PROMPT: Find each line containing the string "предоставления". Copy it.

## begin DATA SHOWN

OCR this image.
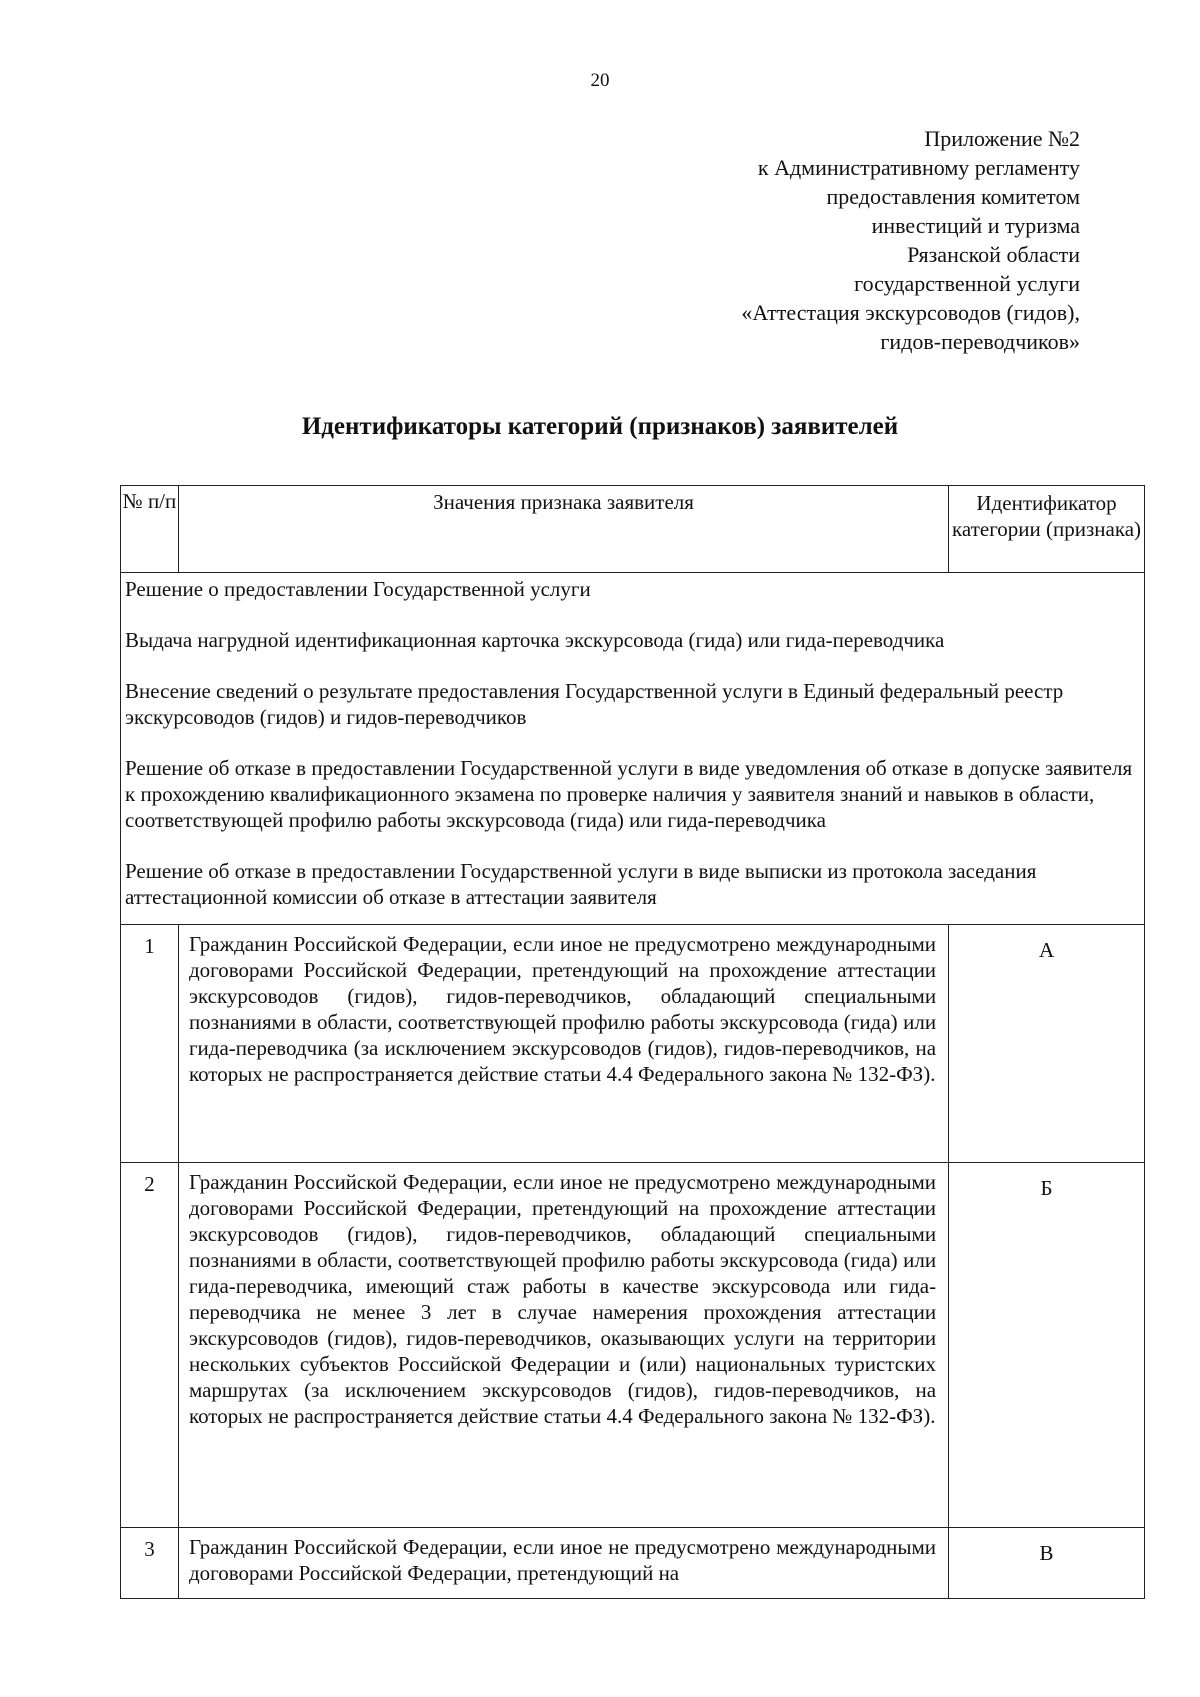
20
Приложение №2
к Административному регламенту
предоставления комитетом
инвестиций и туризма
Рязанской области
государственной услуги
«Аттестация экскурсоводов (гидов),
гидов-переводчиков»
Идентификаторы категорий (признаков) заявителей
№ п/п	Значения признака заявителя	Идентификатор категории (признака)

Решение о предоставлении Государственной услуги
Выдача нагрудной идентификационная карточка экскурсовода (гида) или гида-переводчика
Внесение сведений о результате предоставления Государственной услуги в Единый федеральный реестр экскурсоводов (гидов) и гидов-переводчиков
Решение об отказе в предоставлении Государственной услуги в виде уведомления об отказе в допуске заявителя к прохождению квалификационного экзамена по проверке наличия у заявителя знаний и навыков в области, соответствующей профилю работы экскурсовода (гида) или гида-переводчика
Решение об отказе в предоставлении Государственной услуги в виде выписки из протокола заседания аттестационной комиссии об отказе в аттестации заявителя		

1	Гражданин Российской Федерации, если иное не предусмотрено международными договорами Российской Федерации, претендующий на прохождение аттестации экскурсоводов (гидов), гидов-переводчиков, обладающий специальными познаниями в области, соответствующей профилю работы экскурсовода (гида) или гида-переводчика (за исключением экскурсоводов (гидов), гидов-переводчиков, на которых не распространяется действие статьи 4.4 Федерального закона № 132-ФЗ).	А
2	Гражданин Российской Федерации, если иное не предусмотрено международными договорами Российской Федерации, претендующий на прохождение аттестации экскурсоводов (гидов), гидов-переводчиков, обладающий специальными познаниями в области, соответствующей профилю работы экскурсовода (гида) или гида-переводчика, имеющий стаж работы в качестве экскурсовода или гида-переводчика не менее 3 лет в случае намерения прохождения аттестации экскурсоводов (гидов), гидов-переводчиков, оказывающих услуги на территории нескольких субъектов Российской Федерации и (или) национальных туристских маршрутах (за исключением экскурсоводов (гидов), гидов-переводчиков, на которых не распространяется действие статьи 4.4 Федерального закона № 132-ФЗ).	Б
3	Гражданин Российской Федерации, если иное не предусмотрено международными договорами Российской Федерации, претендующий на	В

## end DATA SHOWN
## begin DATA SHOWN

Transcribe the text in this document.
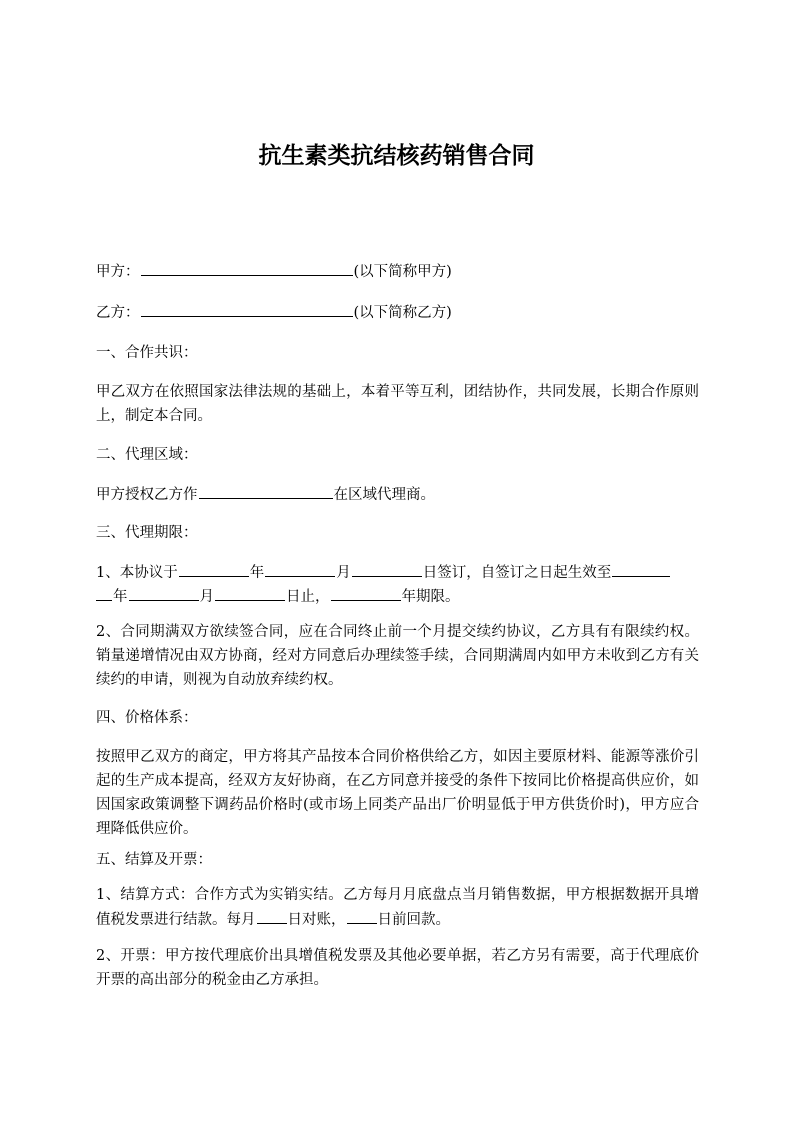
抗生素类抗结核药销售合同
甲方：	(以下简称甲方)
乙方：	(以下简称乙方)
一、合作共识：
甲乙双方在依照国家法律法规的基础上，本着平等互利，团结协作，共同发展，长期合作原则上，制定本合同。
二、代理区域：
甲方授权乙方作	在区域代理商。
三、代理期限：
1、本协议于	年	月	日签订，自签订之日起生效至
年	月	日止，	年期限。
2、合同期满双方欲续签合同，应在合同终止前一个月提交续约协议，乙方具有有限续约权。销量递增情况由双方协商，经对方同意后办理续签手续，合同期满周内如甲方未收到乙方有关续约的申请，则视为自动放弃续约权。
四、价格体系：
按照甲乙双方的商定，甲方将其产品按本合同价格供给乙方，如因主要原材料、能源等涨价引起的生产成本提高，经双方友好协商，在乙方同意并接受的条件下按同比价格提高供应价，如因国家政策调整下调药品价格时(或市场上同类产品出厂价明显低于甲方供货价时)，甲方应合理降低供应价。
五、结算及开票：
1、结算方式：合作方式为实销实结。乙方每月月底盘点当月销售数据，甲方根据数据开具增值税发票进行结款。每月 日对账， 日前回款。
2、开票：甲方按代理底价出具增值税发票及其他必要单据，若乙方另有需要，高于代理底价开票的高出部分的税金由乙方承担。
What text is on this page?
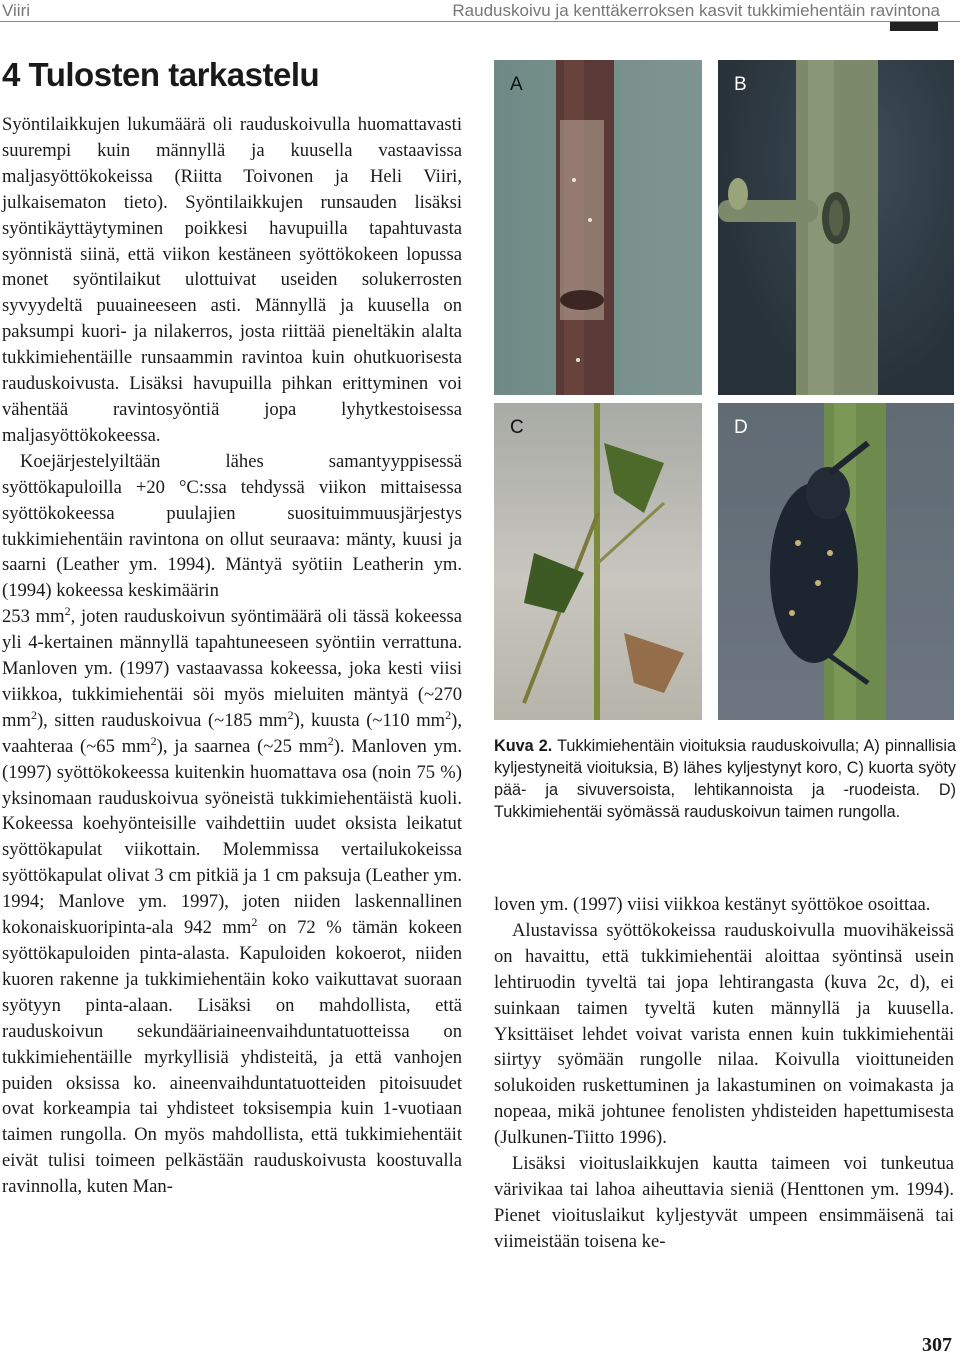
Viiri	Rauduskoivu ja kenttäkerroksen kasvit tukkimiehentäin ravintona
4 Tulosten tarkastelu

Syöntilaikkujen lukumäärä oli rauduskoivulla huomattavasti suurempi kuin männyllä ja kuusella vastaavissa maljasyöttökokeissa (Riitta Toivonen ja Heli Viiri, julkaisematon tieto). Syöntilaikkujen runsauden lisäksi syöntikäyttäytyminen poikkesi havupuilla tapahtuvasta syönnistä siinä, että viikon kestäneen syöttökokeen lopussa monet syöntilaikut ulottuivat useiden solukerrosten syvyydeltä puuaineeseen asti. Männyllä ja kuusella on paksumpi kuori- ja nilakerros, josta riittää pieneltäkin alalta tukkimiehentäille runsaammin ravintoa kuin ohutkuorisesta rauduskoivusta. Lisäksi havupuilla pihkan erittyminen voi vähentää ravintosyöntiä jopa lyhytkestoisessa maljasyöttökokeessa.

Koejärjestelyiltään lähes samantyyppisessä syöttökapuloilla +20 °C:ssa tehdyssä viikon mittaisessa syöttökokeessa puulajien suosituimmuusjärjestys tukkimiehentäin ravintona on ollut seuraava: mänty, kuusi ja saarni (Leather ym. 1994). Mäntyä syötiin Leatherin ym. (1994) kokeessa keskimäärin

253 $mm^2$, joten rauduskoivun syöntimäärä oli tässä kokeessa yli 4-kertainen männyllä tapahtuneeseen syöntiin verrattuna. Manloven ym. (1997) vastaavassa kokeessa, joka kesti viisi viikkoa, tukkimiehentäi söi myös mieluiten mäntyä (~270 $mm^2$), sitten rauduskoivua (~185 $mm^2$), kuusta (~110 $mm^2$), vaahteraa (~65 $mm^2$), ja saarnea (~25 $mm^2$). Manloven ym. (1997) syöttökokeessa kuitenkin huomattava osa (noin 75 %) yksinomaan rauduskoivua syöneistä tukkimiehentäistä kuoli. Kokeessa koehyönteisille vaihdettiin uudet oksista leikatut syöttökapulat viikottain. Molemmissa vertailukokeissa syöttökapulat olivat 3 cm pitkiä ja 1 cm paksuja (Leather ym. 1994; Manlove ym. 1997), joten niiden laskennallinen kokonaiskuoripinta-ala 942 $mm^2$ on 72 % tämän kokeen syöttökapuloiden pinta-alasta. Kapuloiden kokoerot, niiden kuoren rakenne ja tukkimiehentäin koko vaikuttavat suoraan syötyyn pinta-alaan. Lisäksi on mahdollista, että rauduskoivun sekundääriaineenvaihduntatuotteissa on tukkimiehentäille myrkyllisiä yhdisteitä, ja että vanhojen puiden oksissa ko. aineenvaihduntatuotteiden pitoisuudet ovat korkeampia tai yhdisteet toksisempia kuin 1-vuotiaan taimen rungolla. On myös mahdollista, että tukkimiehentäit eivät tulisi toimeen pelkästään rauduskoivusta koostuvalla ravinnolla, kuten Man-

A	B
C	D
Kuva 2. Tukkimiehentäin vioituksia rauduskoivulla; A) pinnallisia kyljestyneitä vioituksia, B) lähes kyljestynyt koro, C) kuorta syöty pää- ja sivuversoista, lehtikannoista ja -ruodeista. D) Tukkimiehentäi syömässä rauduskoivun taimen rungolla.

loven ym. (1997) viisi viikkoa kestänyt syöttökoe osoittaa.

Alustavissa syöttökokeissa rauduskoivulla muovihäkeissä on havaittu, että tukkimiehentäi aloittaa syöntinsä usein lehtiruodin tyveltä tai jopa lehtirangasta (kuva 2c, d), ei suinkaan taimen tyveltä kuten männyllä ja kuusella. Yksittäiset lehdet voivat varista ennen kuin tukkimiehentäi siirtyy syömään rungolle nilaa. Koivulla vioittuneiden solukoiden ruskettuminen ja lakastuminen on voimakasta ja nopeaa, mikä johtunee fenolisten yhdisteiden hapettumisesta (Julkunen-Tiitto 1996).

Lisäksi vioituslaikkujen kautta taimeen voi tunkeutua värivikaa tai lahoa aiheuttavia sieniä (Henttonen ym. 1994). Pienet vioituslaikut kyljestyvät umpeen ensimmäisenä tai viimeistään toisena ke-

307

## end DATA SHOWN

ANSWER:
предоставления комитетом
Внесение сведений о результате предоставления Государственной услуги в Единый федеральный реестр экскурсоводов (гидов) и гидов-переводчиков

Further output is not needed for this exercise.